◆ **To do**: From the entries below, pull out each line where "type" appears.

Records from a dataset
----
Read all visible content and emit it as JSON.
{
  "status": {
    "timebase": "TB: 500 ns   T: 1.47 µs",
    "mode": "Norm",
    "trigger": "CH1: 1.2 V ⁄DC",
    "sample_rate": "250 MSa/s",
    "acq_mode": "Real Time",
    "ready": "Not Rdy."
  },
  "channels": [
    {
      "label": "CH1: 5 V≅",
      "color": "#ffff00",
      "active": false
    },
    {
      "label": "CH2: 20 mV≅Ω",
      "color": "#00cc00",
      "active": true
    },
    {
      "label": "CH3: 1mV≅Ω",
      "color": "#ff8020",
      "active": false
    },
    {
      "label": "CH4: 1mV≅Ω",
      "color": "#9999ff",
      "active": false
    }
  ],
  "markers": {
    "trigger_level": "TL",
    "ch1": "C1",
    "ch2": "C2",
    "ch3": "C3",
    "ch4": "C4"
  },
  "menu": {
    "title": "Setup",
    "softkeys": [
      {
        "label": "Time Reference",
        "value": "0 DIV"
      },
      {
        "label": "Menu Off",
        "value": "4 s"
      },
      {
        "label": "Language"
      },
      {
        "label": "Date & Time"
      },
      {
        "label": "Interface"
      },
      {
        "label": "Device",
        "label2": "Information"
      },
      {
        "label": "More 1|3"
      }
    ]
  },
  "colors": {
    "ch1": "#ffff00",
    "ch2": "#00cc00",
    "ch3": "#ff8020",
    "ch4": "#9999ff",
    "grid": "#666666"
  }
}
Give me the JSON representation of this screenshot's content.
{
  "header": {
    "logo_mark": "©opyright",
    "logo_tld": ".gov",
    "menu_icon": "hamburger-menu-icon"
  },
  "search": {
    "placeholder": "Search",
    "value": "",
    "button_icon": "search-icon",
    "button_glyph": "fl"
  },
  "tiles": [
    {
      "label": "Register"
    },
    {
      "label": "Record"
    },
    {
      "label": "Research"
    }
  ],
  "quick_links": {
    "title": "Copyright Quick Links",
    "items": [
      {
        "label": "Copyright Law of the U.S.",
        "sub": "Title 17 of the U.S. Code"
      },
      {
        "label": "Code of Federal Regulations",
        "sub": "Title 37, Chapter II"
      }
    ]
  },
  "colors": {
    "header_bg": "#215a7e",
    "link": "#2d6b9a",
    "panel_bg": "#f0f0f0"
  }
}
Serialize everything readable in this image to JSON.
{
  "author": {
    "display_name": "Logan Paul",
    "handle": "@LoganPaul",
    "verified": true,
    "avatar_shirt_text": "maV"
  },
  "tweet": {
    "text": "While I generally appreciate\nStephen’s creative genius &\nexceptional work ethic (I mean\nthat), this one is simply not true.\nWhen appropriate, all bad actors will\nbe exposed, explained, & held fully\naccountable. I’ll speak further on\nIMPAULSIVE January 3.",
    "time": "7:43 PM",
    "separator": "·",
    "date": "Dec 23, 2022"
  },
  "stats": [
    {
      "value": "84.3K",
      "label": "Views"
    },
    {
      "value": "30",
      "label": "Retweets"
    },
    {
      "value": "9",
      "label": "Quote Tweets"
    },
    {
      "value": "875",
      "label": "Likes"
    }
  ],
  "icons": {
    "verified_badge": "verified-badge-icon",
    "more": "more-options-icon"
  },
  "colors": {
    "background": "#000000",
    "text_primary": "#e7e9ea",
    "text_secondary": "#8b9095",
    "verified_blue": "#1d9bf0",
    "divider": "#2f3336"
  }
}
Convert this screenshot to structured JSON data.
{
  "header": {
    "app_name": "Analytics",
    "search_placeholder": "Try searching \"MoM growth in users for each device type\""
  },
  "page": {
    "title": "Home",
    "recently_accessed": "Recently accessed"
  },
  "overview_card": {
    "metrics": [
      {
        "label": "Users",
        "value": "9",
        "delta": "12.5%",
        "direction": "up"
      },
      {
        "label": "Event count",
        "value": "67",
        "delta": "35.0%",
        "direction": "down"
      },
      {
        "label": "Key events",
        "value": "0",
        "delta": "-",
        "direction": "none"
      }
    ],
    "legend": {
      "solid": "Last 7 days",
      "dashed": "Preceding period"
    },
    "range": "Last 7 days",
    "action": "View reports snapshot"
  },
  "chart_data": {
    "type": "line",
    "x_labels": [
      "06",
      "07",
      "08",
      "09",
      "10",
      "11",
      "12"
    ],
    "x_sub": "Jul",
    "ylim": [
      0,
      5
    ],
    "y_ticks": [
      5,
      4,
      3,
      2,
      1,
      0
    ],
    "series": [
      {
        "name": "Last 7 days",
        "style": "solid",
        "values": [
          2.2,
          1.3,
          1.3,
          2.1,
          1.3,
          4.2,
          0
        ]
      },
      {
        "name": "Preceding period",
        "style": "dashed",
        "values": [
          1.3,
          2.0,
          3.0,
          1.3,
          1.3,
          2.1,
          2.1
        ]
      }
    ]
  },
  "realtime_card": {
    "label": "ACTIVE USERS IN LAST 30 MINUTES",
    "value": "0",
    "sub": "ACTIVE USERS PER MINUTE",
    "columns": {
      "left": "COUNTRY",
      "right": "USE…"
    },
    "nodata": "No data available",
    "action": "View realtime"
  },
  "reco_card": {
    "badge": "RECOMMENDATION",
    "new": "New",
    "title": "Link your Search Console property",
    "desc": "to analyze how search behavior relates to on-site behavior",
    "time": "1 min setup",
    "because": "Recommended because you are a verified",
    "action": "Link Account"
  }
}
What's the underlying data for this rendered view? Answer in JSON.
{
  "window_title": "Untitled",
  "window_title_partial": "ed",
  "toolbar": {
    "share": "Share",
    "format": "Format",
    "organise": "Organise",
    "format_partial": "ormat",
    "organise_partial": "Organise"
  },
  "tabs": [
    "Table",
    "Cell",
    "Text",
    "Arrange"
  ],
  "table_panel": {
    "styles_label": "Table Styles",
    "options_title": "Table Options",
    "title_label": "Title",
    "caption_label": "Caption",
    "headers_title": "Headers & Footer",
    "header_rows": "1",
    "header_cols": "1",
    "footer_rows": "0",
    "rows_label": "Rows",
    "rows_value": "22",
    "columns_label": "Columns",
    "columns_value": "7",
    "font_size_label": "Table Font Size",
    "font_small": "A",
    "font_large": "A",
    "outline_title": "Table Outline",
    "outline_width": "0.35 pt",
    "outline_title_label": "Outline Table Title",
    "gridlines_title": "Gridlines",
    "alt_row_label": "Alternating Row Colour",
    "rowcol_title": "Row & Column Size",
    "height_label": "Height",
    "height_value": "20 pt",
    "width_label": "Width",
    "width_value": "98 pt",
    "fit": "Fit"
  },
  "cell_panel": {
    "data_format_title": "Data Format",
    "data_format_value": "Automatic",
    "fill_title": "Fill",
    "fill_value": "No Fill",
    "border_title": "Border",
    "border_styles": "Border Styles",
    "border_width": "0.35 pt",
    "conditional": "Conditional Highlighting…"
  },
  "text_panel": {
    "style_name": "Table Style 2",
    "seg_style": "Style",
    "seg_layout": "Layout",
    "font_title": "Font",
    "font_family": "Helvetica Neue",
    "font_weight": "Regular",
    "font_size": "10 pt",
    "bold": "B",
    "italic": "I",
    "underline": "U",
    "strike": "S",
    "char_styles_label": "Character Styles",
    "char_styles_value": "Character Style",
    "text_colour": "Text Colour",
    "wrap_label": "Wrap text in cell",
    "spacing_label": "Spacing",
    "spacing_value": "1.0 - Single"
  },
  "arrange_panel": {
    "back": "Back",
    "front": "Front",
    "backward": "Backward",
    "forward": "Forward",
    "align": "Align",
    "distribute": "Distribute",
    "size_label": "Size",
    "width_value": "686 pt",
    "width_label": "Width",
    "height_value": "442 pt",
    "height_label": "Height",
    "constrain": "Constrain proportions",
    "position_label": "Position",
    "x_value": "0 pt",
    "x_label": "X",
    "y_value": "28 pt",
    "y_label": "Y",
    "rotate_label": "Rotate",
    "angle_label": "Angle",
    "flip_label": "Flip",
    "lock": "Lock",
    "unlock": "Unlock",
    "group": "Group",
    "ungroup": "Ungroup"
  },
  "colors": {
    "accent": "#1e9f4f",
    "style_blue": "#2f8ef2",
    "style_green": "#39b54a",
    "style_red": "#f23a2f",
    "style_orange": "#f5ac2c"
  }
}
----
◆ **Solution**:
    "search_placeholder": "Try searching \"MoM growth in users for each device type\""
    "type": "line",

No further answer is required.